Records:
--- Start ---

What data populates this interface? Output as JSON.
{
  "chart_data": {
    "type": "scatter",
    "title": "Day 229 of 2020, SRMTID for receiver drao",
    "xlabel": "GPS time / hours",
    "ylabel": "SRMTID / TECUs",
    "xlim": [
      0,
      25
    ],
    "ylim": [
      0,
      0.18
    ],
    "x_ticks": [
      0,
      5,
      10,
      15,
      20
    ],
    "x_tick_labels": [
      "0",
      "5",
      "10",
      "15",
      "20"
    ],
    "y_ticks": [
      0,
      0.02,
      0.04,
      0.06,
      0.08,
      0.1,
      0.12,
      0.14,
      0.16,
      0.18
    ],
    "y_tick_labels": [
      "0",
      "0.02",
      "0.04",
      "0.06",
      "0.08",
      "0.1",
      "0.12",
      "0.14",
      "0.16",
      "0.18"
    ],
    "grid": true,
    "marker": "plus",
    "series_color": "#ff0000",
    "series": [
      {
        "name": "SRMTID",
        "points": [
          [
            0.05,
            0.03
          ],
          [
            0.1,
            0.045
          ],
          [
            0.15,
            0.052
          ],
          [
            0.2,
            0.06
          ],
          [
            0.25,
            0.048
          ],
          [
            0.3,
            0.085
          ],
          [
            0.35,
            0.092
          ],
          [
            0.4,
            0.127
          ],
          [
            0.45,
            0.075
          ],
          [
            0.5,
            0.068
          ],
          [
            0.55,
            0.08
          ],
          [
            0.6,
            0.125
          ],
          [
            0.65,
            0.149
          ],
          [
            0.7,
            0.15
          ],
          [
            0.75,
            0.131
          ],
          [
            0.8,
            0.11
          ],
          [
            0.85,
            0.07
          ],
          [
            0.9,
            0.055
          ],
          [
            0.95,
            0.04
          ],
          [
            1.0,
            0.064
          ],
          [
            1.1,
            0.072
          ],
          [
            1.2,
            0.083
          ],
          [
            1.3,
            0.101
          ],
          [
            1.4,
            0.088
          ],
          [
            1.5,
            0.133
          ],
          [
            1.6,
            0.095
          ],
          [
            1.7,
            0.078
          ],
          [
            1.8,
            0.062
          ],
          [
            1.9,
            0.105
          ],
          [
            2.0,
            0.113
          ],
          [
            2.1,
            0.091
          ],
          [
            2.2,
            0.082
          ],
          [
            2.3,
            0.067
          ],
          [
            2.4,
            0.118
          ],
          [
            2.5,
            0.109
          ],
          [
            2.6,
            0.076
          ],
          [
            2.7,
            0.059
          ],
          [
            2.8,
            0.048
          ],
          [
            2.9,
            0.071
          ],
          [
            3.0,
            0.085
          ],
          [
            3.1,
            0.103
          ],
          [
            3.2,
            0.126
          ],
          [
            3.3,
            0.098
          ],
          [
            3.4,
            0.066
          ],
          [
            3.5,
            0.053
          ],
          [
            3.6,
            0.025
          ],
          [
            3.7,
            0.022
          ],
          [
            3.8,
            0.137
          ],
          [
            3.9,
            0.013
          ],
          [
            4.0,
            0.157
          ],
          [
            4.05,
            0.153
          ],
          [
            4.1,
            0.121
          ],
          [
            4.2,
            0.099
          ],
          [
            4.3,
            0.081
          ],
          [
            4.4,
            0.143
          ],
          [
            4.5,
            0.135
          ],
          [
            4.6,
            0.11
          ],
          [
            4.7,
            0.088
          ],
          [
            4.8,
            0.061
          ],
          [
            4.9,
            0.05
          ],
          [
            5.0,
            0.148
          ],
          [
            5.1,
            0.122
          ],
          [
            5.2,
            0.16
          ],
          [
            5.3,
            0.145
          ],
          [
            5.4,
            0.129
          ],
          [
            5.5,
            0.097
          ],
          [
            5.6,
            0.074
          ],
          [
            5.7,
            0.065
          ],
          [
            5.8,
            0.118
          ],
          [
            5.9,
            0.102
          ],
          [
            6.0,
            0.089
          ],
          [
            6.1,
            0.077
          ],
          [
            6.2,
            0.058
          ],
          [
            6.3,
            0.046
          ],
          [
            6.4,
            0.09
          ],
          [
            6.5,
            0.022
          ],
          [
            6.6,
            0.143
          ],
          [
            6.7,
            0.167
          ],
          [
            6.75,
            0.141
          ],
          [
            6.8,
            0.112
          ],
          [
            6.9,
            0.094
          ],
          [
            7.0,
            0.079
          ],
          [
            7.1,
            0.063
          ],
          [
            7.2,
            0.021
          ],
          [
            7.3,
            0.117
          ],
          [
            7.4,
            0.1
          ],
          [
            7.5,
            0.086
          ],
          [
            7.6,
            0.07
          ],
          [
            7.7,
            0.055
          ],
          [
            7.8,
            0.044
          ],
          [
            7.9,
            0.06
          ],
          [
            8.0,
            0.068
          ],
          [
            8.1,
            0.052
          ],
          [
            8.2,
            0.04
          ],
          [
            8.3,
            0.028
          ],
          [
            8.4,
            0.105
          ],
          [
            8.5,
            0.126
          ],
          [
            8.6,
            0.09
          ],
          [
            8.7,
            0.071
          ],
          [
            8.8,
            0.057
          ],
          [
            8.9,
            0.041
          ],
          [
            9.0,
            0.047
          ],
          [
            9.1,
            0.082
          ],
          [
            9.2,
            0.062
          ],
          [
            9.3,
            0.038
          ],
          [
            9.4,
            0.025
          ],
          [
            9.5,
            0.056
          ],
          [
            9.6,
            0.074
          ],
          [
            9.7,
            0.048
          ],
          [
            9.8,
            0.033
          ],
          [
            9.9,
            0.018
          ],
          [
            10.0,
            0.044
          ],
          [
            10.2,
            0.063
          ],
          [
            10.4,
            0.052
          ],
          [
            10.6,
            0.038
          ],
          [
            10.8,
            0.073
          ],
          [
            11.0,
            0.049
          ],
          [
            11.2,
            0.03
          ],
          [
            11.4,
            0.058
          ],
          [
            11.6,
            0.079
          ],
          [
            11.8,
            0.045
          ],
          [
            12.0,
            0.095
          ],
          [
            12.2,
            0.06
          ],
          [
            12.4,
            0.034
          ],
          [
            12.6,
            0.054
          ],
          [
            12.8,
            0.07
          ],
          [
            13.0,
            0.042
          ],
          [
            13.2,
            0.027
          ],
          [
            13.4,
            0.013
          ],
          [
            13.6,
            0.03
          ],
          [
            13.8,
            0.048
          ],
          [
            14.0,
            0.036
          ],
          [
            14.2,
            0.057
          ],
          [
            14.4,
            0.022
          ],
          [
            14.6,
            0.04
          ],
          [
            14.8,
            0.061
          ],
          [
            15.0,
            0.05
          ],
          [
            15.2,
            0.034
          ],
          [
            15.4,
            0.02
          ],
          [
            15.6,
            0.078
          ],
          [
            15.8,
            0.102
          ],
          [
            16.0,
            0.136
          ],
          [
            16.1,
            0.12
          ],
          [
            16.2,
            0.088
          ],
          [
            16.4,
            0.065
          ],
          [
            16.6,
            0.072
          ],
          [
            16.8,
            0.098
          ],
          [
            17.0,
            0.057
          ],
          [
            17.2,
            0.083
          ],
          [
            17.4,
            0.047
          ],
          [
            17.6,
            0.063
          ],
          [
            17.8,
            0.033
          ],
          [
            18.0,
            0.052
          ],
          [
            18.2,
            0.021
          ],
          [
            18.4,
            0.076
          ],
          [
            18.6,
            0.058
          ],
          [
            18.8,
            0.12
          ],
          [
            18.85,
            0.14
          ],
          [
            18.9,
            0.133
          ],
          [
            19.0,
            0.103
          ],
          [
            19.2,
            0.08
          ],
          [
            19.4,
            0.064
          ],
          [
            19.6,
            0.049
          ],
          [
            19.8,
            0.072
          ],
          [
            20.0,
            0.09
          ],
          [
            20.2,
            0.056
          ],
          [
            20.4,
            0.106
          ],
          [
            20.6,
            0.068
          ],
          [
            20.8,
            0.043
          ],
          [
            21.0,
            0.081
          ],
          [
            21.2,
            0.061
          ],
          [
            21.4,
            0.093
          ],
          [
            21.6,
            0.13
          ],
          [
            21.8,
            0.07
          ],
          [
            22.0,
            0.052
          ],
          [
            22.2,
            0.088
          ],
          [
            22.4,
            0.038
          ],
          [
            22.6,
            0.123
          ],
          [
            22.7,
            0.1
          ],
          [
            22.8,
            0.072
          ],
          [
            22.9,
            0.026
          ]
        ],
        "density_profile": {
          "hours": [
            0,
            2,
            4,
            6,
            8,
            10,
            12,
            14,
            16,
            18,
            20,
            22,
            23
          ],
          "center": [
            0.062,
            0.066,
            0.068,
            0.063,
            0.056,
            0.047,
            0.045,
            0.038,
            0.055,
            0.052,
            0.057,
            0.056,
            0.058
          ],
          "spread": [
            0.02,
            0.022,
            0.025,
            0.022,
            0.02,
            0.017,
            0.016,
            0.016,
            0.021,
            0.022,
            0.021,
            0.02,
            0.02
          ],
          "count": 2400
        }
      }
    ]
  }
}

--- End ---

Extract each line holding the word "SRMTID" from the records.

    "title": "Day 229 of 2020, SRMTID for receiver drao",
    "ylabel": "SRMTID / TECUs",
        "name": "SRMTID",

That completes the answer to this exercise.